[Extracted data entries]
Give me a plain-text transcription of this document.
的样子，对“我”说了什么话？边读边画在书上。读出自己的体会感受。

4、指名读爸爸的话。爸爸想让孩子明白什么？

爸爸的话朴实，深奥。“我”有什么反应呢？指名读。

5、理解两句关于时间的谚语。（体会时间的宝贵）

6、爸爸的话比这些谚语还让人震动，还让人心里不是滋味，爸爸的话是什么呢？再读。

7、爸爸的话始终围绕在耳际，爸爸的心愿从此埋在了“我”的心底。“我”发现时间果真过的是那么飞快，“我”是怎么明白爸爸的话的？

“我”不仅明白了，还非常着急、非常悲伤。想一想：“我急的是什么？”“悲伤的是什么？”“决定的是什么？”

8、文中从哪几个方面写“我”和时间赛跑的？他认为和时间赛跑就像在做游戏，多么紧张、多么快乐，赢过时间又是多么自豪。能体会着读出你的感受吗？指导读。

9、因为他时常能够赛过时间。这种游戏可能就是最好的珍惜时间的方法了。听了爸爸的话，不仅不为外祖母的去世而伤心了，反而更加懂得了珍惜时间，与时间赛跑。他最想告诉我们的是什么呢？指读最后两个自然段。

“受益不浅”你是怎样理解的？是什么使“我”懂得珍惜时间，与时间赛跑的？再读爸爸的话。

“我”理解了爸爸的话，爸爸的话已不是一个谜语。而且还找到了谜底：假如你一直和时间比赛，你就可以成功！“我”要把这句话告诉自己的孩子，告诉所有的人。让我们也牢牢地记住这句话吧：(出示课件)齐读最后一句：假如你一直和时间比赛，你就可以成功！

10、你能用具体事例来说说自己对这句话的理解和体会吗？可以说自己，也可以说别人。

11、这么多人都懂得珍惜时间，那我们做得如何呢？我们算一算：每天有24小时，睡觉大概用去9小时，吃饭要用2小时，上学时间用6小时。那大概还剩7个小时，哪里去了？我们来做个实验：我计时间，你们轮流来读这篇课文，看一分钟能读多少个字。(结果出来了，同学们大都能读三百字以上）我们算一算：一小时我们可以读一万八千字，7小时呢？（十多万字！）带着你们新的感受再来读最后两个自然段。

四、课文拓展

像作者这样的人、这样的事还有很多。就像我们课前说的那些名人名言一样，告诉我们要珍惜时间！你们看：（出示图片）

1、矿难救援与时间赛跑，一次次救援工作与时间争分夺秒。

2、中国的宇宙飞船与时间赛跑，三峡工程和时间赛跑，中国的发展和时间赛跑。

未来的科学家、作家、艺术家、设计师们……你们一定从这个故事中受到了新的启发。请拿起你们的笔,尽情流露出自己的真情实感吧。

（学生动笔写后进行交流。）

### What this task involves
Transcribe the records above exactly as they appear.

### Response to the task
Give me a plain-text transcription of this document.
的样子，对“我”说了什么话？边读边画在书上。读出自己的体会感受。

4、指名读爸爸的话。爸爸想让孩子明白什么？

爸爸的话朴实，深奥。“我”有什么反应呢？指名读。

5、理解两句关于时间的谚语。（体会时间的宝贵）

6、爸爸的话比这些谚语还让人震动，还让人心里不是滋味，爸爸的话是什么呢？再读。

7、爸爸的话始终围绕在耳际，爸爸的心愿从此埋在了“我”的心底。“我”发现时间果真过的是那么飞快，“我”是怎么明白爸爸的话的？

“我”不仅明白了，还非常着急、非常悲伤。想一想：“我急的是什么？”“悲伤的是什么？”“决定的是什么？”

8、文中从哪几个方面写“我”和时间赛跑的？他认为和时间赛跑就像在做游戏，多么紧张、多么快乐，赢过时间又是多么自豪。能体会着读出你的感受吗？指导读。

9、因为他时常能够赛过时间。这种游戏可能就是最好的珍惜时间的方法了。听了爸爸的话，不仅不为外祖母的去世而伤心了，反而更加懂得了珍惜时间，与时间赛跑。他最想告诉我们的是什么呢？指读最后两个自然段。

“受益不浅”你是怎样理解的？是什么使“我”懂得珍惜时间，与时间赛跑的？再读爸爸的话。

“我”理解了爸爸的话，爸爸的话已不是一个谜语。而且还找到了谜底：假如你一直和时间比赛，你就可以成功！“我”要把这句话告诉自己的孩子，告诉所有的人。让我们也牢牢地记住这句话吧：(出示课件)齐读最后一句：假如你一直和时间比赛，你就可以成功！

10、你能用具体事例来说说自己对这句话的理解和体会吗？可以说自己，也可以说别人。

11、这么多人都懂得珍惜时间，那我们做得如何呢？我们算一算：每天有24小时，睡觉大概用去9小时，吃饭要用2小时，上学时间用6小时。那大概还剩7个小时，哪里去了？我们来做个实验：我计时间，你们轮流来读这篇课文，看一分钟能读多少个字。(结果出来了，同学们大都能读三百字以上）我们算一算：一小时我们可以读一万八千字，7小时呢？（十多万字！）带着你们新的感受再来读最后两个自然段。

四、课文拓展

像作者这样的人、这样的事还有很多。就像我们课前说的那些名人名言一样，告诉我们要珍惜时间！你们看：（出示图片）

1、矿难救援与时间赛跑，一次次救援工作与时间争分夺秒。

2、中国的宇宙飞船与时间赛跑，三峡工程和时间赛跑，中国的发展和时间赛跑。

未来的科学家、作家、艺术家、设计师们……你们一定从这个故事中受到了新的启发。请拿起你们的笔,尽情流露出自己的真情实感吧。

（学生动笔写后进行交流。）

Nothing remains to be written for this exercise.